_Given task_: Without omitting anything, retype the data that follows.

[Stored records]
--- --- ---
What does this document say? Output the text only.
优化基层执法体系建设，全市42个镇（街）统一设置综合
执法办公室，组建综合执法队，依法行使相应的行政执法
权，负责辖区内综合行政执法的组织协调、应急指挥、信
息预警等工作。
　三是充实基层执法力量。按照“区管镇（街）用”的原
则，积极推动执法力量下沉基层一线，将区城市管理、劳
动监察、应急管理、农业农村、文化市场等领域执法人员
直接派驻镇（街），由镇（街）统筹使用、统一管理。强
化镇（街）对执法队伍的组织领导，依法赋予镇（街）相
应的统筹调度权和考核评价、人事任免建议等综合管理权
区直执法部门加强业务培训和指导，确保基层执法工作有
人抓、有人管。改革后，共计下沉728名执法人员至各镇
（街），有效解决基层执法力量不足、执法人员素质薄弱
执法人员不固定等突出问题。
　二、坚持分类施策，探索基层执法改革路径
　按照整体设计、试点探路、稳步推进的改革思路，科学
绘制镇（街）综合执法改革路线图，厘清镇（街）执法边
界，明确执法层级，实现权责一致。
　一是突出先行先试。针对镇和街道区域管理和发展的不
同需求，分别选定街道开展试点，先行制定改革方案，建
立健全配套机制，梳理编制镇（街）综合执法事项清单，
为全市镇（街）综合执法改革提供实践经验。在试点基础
--- --- ---
_Reply to the exercise_:
What does this document say? Output the text only.
优化基层执法体系建设，全市42个镇（街）统一设置综合
执法办公室，组建综合执法队，依法行使相应的行政执法
权，负责辖区内综合行政执法的组织协调、应急指挥、信
息预警等工作。
　三是充实基层执法力量。按照“区管镇（街）用”的原
则，积极推动执法力量下沉基层一线，将区城市管理、劳
动监察、应急管理、农业农村、文化市场等领域执法人员
直接派驻镇（街），由镇（街）统筹使用、统一管理。强
化镇（街）对执法队伍的组织领导，依法赋予镇（街）相
应的统筹调度权和考核评价、人事任免建议等综合管理权
区直执法部门加强业务培训和指导，确保基层执法工作有
人抓、有人管。改革后，共计下沉728名执法人员至各镇
（街），有效解决基层执法力量不足、执法人员素质薄弱
执法人员不固定等突出问题。
　二、坚持分类施策，探索基层执法改革路径
　按照整体设计、试点探路、稳步推进的改革思路，科学
绘制镇（街）综合执法改革路线图，厘清镇（街）执法边
界，明确执法层级，实现权责一致。
　一是突出先行先试。针对镇和街道区域管理和发展的不
同需求，分别选定街道开展试点，先行制定改革方案，建
立健全配套机制，梳理编制镇（街）综合执法事项清单，
为全市镇（街）综合执法改革提供实践经验。在试点基础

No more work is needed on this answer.